__PROVIDED ENTRIES__.

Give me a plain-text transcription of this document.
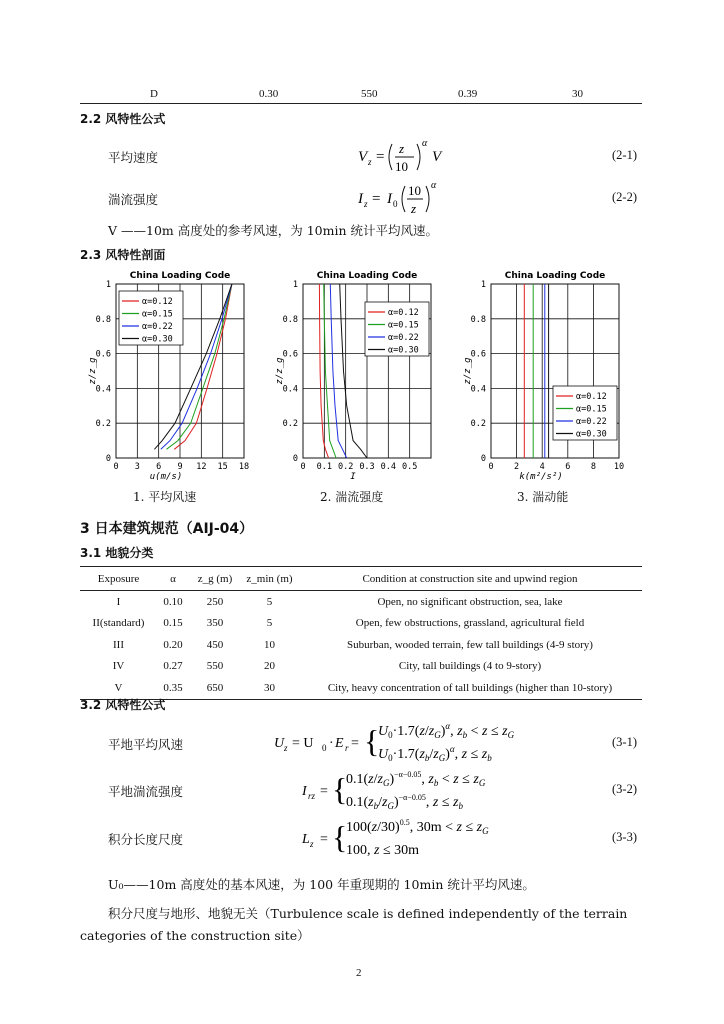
D	0.30	550	0.39	30
2.2 风特性公式
平均速度	V z =
z
10
α
V	(2-1)
湍流强度	I z = I 0
10
z
α
(2-2)
V ——10m 高度处的参考风速，为 10min 统计平均风速。
2.3 风特性剖面
China Loading Code
0 3 6 9 12 15 18
0
0.2
0.4
0.6
0.8
1
u(m/s)
z/z_g
α=0.12
α=0.15
α=0.22
α=0.30
China Loading Code
0 0.1 0.2 0.3 0.4 0.5
0
0.2
0.4
0.6
0.8
1
I
z/z_g
α=0.12
α=0.15
α=0.22
α=0.30
China Loading Code
0 2 4 6 8 10
0
0.2
0.4
0.6
0.8
1
k(m²/s²)
z/z_g
α=0.12
α=0.15
α=0.22
α=0.30
1. 平均风速	2. 湍流强度	3. 湍动能
3 日本建筑规范（AIJ-04）
3.1 地貌分类
Exposure	α	z_g (m)	z_min (m)	Condition at construction site and upwind region
I	0.10	250	5	Open, no significant obstruction, sea, lake
II(standard)	0.15	350	5	Open, few obstructions, grassland, agricultural field
III	0.20	450	10	Suburban, wooded terrain, few tall buildings (4-9 story)
IV	0.27	550	20	City, tall buildings (4 to 9-story)
V	0.35	650	30	City, heavy concentration of tall buildings (higher than 10-story)
3.2 风特性公式
平地平均风速	U z = U 0 · E r = {
$U_0\cdot 1.7(z/z_G)^\alpha$, $z_b < z \le z_G$
$U_0\cdot 1.7(z_b/z_G)^\alpha$, $z \le z_b$
(3-1)
平地湍流强度	I rz = {
$0.1(z/z_G)^{-\alpha-0.05}$, $z_b < z \le z_G$
$0.1(z_b/z_G)^{-\alpha-0.05}$, $z \le z_b$
(3-2)
积分长度尺度	L z = {
$100(z/30)^{0.5}$, $30m < z \le z_G$
100, z ≤ 30m
(3-3)
U₀——10m 高度处的基本风速，为 100 年重现期的 10min 统计平均风速。
积分尺度与地形、地貌无关（Turbulence scale is defined independently of the terrain categories of the construction site）
2
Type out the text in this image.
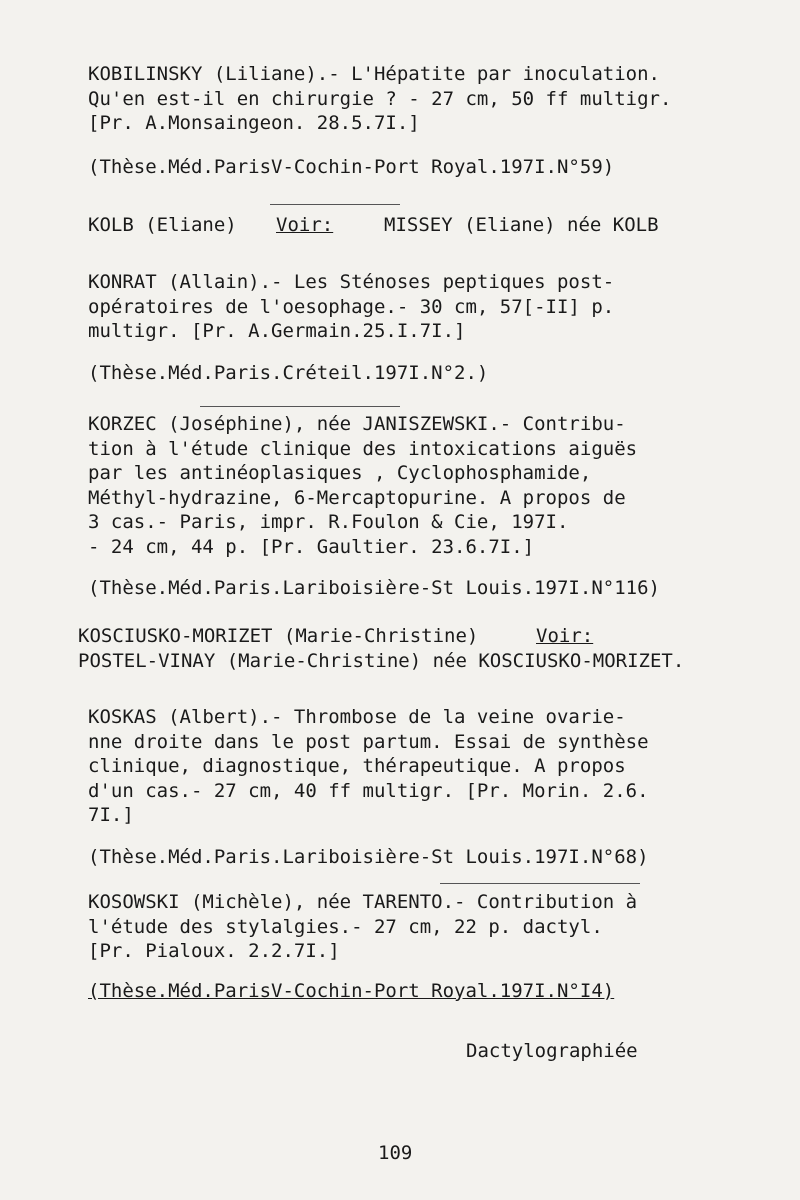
KOBILINSKY (Liliane).- L'Hépatite par inoculation.
Qu'en est-il en chirurgie ? - 27 cm, 50 ff multigr.
[Pr. A.Monsaingeon. 28.5.7I.]
(Thèse.Méd.ParisV-Cochin-Port Royal.197I.N°59)
KOLB (Eliane) Voir:	MISSEY (Eliane) née KOLB
KONRAT (Allain).- Les Sténoses peptiques post-
opératoires de l'oesophage.- 30 cm, 57[-II] p.
multigr. [Pr. A.Germain.25.I.7I.]
(Thèse.Méd.Paris.Créteil.197I.N°2.)
KORZEC (Joséphine), née JANISZEWSKI.- Contribu-
tion à l'étude clinique des intoxications aiguës
par les antinéoplasiques , Cyclophosphamide,
Méthyl-hydrazine, 6-Mercaptopurine. A propos de
3 cas.- Paris, impr. R.Foulon & Cie, 197I.
- 24 cm, 44 p. [Pr. Gaultier. 23.6.7I.]
(Thèse.Méd.Paris.Lariboisière-St Louis.197I.N°116)
KOSCIUSKO-MORIZET (Marie-Christine)	Voir:
POSTEL-VINAY (Marie-Christine) née KOSCIUSKO-MORIZET.
KOSKAS (Albert).- Thrombose de la veine ovarie-
nne droite dans le post partum. Essai de synthèse
clinique, diagnostique, thérapeutique. A propos
d'un cas.- 27 cm, 40 ff multigr. [Pr. Morin. 2.6.
7I.]
(Thèse.Méd.Paris.Lariboisière-St Louis.197I.N°68)
KOSOWSKI (Michèle), née TARENTO.- Contribution à
l'étude des stylalgies.- 27 cm, 22 p. dactyl.
[Pr. Pialoux. 2.2.7I.]
(Thèse.Méd.ParisV-Cochin-Port Royal.197I.N°I4)
Dactylographiée
109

__WHAT IS BEING ASKED__.
Go through the listing above and write it out again exactly, dropping the pictures.

__RESPONSE FOR THIS EXERCISE__.
Give me a plain-text transcription of this document.
D	0.30	550	0.39	30
2.2 风特性公式
平均速度	V z =
z
10
α
V	(2-1)
湍流强度	I z = I 0
10
z
α
(2-2)
V ——10m 高度处的参考风速，为 10min 统计平均风速。
2.3 风特性剖面
China Loading Code
0 3 6 9 12 15 18
0
0.2
0.4
0.6
0.8
1
u(m/s)
z/z_g
α=0.12
α=0.15
α=0.22
α=0.30
China Loading Code
0 0.1 0.2 0.3 0.4 0.5
0
0.2
0.4
0.6
0.8
1
I
z/z_g
α=0.12
α=0.15
α=0.22
α=0.30
China Loading Code
0 2 4 6 8 10
0
0.2
0.4
0.6
0.8
1
k(m²/s²)
z/z_g
α=0.12
α=0.15
α=0.22
α=0.30
1. 平均风速	2. 湍流强度	3. 湍动能
3 日本建筑规范（AIJ-04）
3.1 地貌分类
Exposure	α	z_g (m)	z_min (m)	Condition at construction site and upwind region
I	0.10	250	5	Open, no significant obstruction, sea, lake
II(standard)	0.15	350	5	Open, few obstructions, grassland, agricultural field
III	0.20	450	10	Suburban, wooded terrain, few tall buildings (4-9 story)
IV	0.27	550	20	City, tall buildings (4 to 9-story)
V	0.35	650	30	City, heavy concentration of tall buildings (higher than 10-story)
3.2 风特性公式
平地平均风速	U z = U 0 · E r = {
$U_0\cdot 1.7(z/z_G)^\alpha$, $z_b < z \le z_G$
$U_0\cdot 1.7(z_b/z_G)^\alpha$, $z \le z_b$
(3-1)
平地湍流强度	I rz = {
$0.1(z/z_G)^{-\alpha-0.05}$, $z_b < z \le z_G$
$0.1(z_b/z_G)^{-\alpha-0.05}$, $z \le z_b$
(3-2)
积分长度尺度	L z = {
$100(z/30)^{0.5}$, $30m < z \le z_G$
100, z ≤ 30m
(3-3)
U₀——10m 高度处的基本风速，为 100 年重现期的 10min 统计平均风速。
积分尺度与地形、地貌无关（Turbulence scale is defined independently of the terrain categories of the construction site）
2
Type out the text in this image.
KOBILINSKY (Liliane).- L'Hépatite par inoculation.
Qu'en est-il en chirurgie ? - 27 cm, 50 ff multigr.
[Pr. A.Monsaingeon. 28.5.7I.]
(Thèse.Méd.ParisV-Cochin-Port Royal.197I.N°59)
KOLB (Eliane) Voir:	MISSEY (Eliane) née KOLB
KONRAT (Allain).- Les Sténoses peptiques post-
opératoires de l'oesophage.- 30 cm, 57[-II] p.
multigr. [Pr. A.Germain.25.I.7I.]
(Thèse.Méd.Paris.Créteil.197I.N°2.)
KORZEC (Joséphine), née JANISZEWSKI.- Contribu-
tion à l'étude clinique des intoxications aiguës
par les antinéoplasiques , Cyclophosphamide,
Méthyl-hydrazine, 6-Mercaptopurine. A propos de
3 cas.- Paris, impr. R.Foulon & Cie, 197I.
- 24 cm, 44 p. [Pr. Gaultier. 23.6.7I.]
(Thèse.Méd.Paris.Lariboisière-St Louis.197I.N°116)
KOSCIUSKO-MORIZET (Marie-Christine)	Voir:
POSTEL-VINAY (Marie-Christine) née KOSCIUSKO-MORIZET.
KOSKAS (Albert).- Thrombose de la veine ovarie-
nne droite dans le post partum. Essai de synthèse
clinique, diagnostique, thérapeutique. A propos
d'un cas.- 27 cm, 40 ff multigr. [Pr. Morin. 2.6.
7I.]
(Thèse.Méd.Paris.Lariboisière-St Louis.197I.N°68)
KOSOWSKI (Michèle), née TARENTO.- Contribution à
l'étude des stylalgies.- 27 cm, 22 p. dactyl.
[Pr. Pialoux. 2.2.7I.]
(Thèse.Méd.ParisV-Cochin-Port Royal.197I.N°I4)
Dactylographiée
109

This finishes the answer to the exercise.